• Problem details: Write out the full set of records below exactly.

─── Records for the exercise ───

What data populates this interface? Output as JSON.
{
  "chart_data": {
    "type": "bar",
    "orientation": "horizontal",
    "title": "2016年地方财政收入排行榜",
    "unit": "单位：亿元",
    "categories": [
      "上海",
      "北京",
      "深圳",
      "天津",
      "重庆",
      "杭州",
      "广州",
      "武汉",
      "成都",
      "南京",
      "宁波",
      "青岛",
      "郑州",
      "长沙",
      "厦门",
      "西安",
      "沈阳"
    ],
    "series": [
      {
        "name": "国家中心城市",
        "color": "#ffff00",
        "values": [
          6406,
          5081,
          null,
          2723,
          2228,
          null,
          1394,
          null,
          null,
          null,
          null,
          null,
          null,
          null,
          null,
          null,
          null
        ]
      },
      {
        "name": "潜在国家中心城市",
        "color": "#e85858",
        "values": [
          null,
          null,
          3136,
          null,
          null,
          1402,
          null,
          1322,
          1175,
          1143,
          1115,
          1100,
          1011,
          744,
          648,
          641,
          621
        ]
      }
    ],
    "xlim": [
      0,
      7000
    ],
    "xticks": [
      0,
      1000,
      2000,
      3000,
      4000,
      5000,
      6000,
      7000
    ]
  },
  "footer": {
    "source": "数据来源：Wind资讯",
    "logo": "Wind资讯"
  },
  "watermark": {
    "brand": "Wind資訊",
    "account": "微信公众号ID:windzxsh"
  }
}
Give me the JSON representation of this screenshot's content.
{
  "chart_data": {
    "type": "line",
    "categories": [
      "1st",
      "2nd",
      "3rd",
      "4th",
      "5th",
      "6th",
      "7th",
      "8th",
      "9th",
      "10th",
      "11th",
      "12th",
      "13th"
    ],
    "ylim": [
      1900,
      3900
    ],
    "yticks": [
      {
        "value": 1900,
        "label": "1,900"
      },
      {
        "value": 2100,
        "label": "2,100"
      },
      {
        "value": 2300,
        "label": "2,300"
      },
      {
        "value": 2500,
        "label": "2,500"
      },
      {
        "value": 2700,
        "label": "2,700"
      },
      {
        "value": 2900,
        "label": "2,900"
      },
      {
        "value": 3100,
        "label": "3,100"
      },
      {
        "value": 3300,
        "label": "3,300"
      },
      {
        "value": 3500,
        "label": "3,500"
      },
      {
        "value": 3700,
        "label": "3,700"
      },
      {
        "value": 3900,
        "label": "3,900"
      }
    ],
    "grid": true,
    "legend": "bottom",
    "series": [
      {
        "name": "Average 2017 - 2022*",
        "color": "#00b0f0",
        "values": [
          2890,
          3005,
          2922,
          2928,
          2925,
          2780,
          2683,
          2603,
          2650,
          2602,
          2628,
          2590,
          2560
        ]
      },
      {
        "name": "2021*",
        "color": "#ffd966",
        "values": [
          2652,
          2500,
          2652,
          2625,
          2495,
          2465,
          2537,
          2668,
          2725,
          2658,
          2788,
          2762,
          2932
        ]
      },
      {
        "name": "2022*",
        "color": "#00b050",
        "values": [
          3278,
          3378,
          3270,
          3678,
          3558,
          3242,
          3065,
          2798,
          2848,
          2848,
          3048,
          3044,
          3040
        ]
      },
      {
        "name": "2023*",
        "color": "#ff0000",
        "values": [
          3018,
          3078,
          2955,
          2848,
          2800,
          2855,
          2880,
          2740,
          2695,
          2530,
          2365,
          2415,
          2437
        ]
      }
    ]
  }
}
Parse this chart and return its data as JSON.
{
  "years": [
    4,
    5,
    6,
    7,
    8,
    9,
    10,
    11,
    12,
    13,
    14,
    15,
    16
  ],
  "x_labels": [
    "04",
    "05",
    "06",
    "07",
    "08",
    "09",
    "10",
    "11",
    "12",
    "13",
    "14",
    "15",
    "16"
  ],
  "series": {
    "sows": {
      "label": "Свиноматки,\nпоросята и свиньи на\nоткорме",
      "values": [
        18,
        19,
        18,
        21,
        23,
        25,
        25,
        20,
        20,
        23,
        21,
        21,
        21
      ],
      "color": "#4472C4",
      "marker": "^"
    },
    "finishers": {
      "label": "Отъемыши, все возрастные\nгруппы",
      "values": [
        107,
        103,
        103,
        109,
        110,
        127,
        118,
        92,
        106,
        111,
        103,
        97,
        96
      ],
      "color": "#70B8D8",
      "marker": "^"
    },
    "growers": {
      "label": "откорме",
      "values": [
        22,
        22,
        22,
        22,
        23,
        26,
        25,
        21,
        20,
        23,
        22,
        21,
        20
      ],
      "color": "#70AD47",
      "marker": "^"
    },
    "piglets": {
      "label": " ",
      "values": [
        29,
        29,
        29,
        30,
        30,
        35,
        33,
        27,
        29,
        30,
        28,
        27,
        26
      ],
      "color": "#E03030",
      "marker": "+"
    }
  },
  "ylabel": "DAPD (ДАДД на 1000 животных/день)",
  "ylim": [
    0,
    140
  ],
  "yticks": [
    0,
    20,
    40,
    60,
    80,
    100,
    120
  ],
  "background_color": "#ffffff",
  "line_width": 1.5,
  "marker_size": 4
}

───

• Response to this exercise:
What data populates this interface? Output as JSON.
{
  "chart_data": {
    "type": "bar",
    "orientation": "horizontal",
    "title": "2016年地方财政收入排行榜",
    "unit": "单位：亿元",
    "categories": [
      "上海",
      "北京",
      "深圳",
      "天津",
      "重庆",
      "杭州",
      "广州",
      "武汉",
      "成都",
      "南京",
      "宁波",
      "青岛",
      "郑州",
      "长沙",
      "厦门",
      "西安",
      "沈阳"
    ],
    "series": [
      {
        "name": "国家中心城市",
        "color": "#ffff00",
        "values": [
          6406,
          5081,
          null,
          2723,
          2228,
          null,
          1394,
          null,
          null,
          null,
          null,
          null,
          null,
          null,
          null,
          null,
          null
        ]
      },
      {
        "name": "潜在国家中心城市",
        "color": "#e85858",
        "values": [
          null,
          null,
          3136,
          null,
          null,
          1402,
          null,
          1322,
          1175,
          1143,
          1115,
          1100,
          1011,
          744,
          648,
          641,
          621
        ]
      }
    ],
    "xlim": [
      0,
      7000
    ],
    "xticks": [
      0,
      1000,
      2000,
      3000,
      4000,
      5000,
      6000,
      7000
    ]
  },
  "footer": {
    "source": "数据来源：Wind资讯",
    "logo": "Wind资讯"
  },
  "watermark": {
    "brand": "Wind資訊",
    "account": "微信公众号ID:windzxsh"
  }
}
Give me the JSON representation of this screenshot's content.
{
  "chart_data": {
    "type": "line",
    "categories": [
      "1st",
      "2nd",
      "3rd",
      "4th",
      "5th",
      "6th",
      "7th",
      "8th",
      "9th",
      "10th",
      "11th",
      "12th",
      "13th"
    ],
    "ylim": [
      1900,
      3900
    ],
    "yticks": [
      {
        "value": 1900,
        "label": "1,900"
      },
      {
        "value": 2100,
        "label": "2,100"
      },
      {
        "value": 2300,
        "label": "2,300"
      },
      {
        "value": 2500,
        "label": "2,500"
      },
      {
        "value": 2700,
        "label": "2,700"
      },
      {
        "value": 2900,
        "label": "2,900"
      },
      {
        "value": 3100,
        "label": "3,100"
      },
      {
        "value": 3300,
        "label": "3,300"
      },
      {
        "value": 3500,
        "label": "3,500"
      },
      {
        "value": 3700,
        "label": "3,700"
      },
      {
        "value": 3900,
        "label": "3,900"
      }
    ],
    "grid": true,
    "legend": "bottom",
    "series": [
      {
        "name": "Average 2017 - 2022*",
        "color": "#00b0f0",
        "values": [
          2890,
          3005,
          2922,
          2928,
          2925,
          2780,
          2683,
          2603,
          2650,
          2602,
          2628,
          2590,
          2560
        ]
      },
      {
        "name": "2021*",
        "color": "#ffd966",
        "values": [
          2652,
          2500,
          2652,
          2625,
          2495,
          2465,
          2537,
          2668,
          2725,
          2658,
          2788,
          2762,
          2932
        ]
      },
      {
        "name": "2022*",
        "color": "#00b050",
        "values": [
          3278,
          3378,
          3270,
          3678,
          3558,
          3242,
          3065,
          2798,
          2848,
          2848,
          3048,
          3044,
          3040
        ]
      },
      {
        "name": "2023*",
        "color": "#ff0000",
        "values": [
          3018,
          3078,
          2955,
          2848,
          2800,
          2855,
          2880,
          2740,
          2695,
          2530,
          2365,
          2415,
          2437
        ]
      }
    ]
  }
}
Parse this chart and return its data as JSON.
{
  "years": [
    4,
    5,
    6,
    7,
    8,
    9,
    10,
    11,
    12,
    13,
    14,
    15,
    16
  ],
  "x_labels": [
    "04",
    "05",
    "06",
    "07",
    "08",
    "09",
    "10",
    "11",
    "12",
    "13",
    "14",
    "15",
    "16"
  ],
  "series": {
    "sows": {
      "label": "Свиноматки,\nпоросята и свиньи на\nоткорме",
      "values": [
        18,
        19,
        18,
        21,
        23,
        25,
        25,
        20,
        20,
        23,
        21,
        21,
        21
      ],
      "color": "#4472C4",
      "marker": "^"
    },
    "finishers": {
      "label": "Отъемыши, все возрастные\nгруппы",
      "values": [
        107,
        103,
        103,
        109,
        110,
        127,
        118,
        92,
        106,
        111,
        103,
        97,
        96
      ],
      "color": "#70B8D8",
      "marker": "^"
    },
    "growers": {
      "label": "откорме",
      "values": [
        22,
        22,
        22,
        22,
        23,
        26,
        25,
        21,
        20,
        23,
        22,
        21,
        20
      ],
      "color": "#70AD47",
      "marker": "^"
    },
    "piglets": {
      "label": " ",
      "values": [
        29,
        29,
        29,
        30,
        30,
        35,
        33,
        27,
        29,
        30,
        28,
        27,
        26
      ],
      "color": "#E03030",
      "marker": "+"
    }
  },
  "ylabel": "DAPD (ДАДД на 1000 животных/день)",
  "ylim": [
    0,
    140
  ],
  "yticks": [
    0,
    20,
    40,
    60,
    80,
    100,
    120
  ],
  "background_color": "#ffffff",
  "line_width": 1.5,
  "marker_size": 4
}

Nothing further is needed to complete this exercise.